TASK GOAL:
Copy out the listing that follows, exactly, without its pictures.

PROVIDED MATERIAL:
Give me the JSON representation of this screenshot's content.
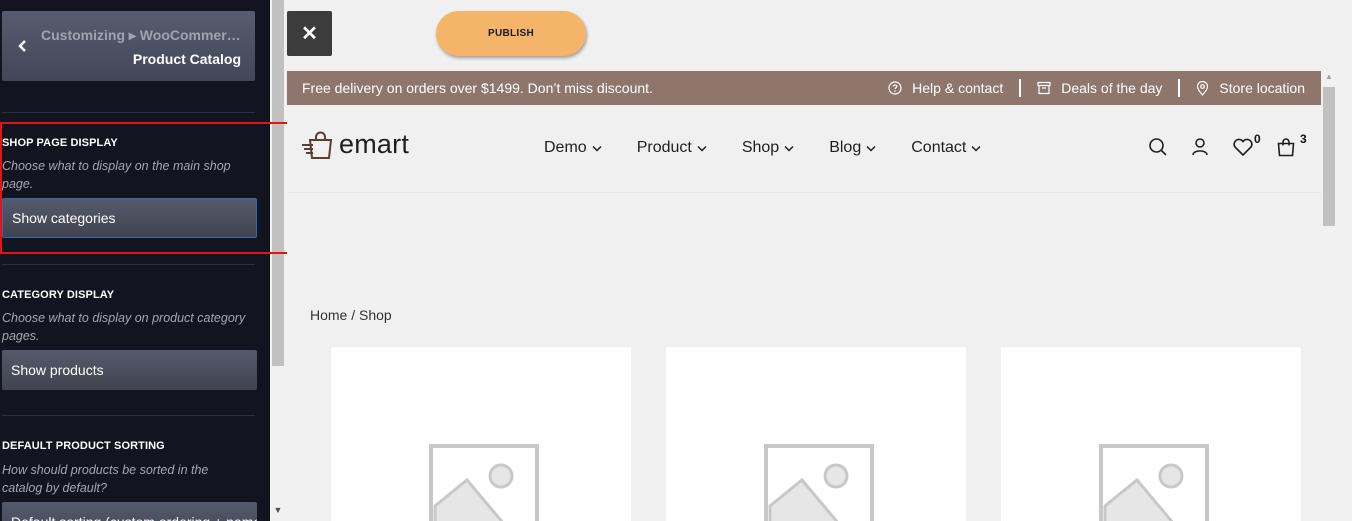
{
  "sidebar": {
    "back_icon": "chevron-left-icon",
    "breadcrumb": "Customizing ▸ WooCommerce",
    "title": "Product Catalog",
    "sections": [
      {
        "title": "Shop page display",
        "desc": "Choose what to display on the main shop page.",
        "value": "Show categories"
      },
      {
        "title": "Category display",
        "desc": "Choose what to display on product category pages.",
        "value": "Show products"
      },
      {
        "title": "Default product sorting",
        "desc": "How should products be sorted in the catalog by default?",
        "value": "Default sorting (custom ordering + name)"
      }
    ]
  },
  "controls": {
    "close_label": "✕",
    "publish_label": "PUBLISH"
  },
  "preview": {
    "topbar": {
      "promo": "Free delivery on orders over $1499. Don’t miss discount.",
      "links": [
        "Help & contact",
        "Deals of the day",
        "Store location"
      ]
    },
    "logo_text": "emart",
    "menu": [
      "Demo",
      "Product",
      "Shop",
      "Blog",
      "Contact"
    ],
    "wishlist_count": "0",
    "cart_count": "3",
    "breadcrumb": "Home / Shop"
  },
  "colors": {
    "sidebar_bg": "#12141f",
    "topbar_bg": "#8f766d",
    "publish_bg": "#f4b56b",
    "highlight": "#e01515"
  }
}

OUTPUT:
Give me the JSON representation of this screenshot's content.
{
  "sidebar": {
    "back_icon": "chevron-left-icon",
    "breadcrumb": "Customizing ▸ WooCommerce",
    "title": "Product Catalog",
    "sections": [
      {
        "title": "Shop page display",
        "desc": "Choose what to display on the main shop page.",
        "value": "Show categories"
      },
      {
        "title": "Category display",
        "desc": "Choose what to display on product category pages.",
        "value": "Show products"
      },
      {
        "title": "Default product sorting",
        "desc": "How should products be sorted in the catalog by default?",
        "value": "Default sorting (custom ordering + name)"
      }
    ]
  },
  "controls": {
    "close_label": "✕",
    "publish_label": "PUBLISH"
  },
  "preview": {
    "topbar": {
      "promo": "Free delivery on orders over $1499. Don’t miss discount.",
      "links": [
        "Help & contact",
        "Deals of the day",
        "Store location"
      ]
    },
    "logo_text": "emart",
    "menu": [
      "Demo",
      "Product",
      "Shop",
      "Blog",
      "Contact"
    ],
    "wishlist_count": "0",
    "cart_count": "3",
    "breadcrumb": "Home / Shop"
  },
  "colors": {
    "sidebar_bg": "#12141f",
    "topbar_bg": "#8f766d",
    "publish_bg": "#f4b56b",
    "highlight": "#e01515"
  }
}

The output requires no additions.